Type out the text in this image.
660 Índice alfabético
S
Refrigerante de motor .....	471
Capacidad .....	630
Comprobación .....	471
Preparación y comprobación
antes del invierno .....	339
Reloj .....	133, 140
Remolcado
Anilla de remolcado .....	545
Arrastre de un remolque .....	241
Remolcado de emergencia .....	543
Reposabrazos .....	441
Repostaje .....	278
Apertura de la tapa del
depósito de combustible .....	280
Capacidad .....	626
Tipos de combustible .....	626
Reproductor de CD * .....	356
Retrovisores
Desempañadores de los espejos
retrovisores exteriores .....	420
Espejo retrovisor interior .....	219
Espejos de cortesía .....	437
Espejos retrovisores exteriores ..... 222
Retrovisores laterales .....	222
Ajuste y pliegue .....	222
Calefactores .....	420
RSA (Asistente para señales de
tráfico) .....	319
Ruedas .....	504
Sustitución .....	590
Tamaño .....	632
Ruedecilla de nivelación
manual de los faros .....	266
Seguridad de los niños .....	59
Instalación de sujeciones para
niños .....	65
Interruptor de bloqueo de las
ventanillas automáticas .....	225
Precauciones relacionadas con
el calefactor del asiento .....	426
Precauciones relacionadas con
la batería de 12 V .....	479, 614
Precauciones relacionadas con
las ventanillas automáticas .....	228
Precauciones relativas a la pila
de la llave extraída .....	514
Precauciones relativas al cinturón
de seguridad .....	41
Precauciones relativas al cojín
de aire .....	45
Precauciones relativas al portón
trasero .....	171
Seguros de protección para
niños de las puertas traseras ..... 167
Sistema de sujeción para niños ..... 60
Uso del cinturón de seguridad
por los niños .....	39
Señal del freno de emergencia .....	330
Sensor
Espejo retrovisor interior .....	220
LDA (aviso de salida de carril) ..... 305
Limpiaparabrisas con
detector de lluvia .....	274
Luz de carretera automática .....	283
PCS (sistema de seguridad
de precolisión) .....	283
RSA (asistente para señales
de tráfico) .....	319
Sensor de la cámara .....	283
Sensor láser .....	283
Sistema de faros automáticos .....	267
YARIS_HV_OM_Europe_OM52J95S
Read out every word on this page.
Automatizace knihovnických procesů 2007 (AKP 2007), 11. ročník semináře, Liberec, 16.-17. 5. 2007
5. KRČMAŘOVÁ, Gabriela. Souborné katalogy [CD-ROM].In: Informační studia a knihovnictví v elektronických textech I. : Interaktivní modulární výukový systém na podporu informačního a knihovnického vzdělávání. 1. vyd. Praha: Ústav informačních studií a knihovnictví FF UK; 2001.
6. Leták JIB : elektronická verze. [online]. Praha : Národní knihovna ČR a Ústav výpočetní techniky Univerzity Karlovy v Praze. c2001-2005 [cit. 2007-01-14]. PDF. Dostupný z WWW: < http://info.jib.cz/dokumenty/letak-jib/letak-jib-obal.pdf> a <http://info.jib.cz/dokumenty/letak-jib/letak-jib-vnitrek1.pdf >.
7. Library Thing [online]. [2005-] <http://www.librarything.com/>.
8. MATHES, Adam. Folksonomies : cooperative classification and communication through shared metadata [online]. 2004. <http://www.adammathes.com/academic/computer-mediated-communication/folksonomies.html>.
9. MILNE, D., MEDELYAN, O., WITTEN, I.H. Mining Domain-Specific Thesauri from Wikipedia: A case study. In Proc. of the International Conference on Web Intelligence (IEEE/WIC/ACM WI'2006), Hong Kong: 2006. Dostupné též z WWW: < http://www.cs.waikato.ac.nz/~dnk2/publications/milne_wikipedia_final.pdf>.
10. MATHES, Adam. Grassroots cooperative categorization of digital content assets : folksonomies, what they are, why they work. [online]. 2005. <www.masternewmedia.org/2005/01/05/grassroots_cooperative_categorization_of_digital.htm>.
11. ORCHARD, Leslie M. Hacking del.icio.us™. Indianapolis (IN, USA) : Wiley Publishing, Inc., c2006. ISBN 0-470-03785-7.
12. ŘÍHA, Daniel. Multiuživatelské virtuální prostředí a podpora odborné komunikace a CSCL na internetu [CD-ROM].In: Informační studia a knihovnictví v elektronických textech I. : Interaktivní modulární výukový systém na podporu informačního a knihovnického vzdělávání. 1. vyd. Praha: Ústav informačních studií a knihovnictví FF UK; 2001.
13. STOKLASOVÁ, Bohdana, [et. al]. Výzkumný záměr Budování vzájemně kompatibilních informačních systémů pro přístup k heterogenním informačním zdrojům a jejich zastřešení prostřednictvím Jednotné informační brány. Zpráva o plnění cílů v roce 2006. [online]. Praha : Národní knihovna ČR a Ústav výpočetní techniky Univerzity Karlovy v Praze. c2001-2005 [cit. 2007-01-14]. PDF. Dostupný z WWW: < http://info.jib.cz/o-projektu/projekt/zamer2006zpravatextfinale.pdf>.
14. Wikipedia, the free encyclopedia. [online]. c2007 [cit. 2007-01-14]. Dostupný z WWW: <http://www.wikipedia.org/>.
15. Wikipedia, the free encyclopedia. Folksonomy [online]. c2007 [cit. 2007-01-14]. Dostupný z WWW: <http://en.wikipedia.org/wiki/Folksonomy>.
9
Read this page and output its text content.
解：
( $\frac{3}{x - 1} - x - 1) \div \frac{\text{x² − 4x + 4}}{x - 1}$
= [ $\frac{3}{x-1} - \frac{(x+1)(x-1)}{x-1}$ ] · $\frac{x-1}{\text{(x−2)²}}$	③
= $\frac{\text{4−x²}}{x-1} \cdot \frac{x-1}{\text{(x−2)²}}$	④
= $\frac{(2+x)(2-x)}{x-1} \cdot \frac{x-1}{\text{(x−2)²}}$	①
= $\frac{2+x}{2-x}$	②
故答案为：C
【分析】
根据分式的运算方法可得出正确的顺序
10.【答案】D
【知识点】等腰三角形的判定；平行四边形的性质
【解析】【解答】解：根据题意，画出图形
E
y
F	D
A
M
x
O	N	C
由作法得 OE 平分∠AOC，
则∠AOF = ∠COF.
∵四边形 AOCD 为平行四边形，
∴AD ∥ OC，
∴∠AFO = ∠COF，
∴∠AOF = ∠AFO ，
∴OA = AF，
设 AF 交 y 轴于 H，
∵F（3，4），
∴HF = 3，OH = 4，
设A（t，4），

Exercise details:
Filter the records for lines holding the string "Precauciones". Copy each one.

Answer to this exercise:
Precauciones relacionadas con
Precauciones relacionadas con
Precauciones relacionadas con
Precauciones relativas a la pila
Precauciones relativas al cinturón
Precauciones relativas al cojín
Precauciones relativas al portón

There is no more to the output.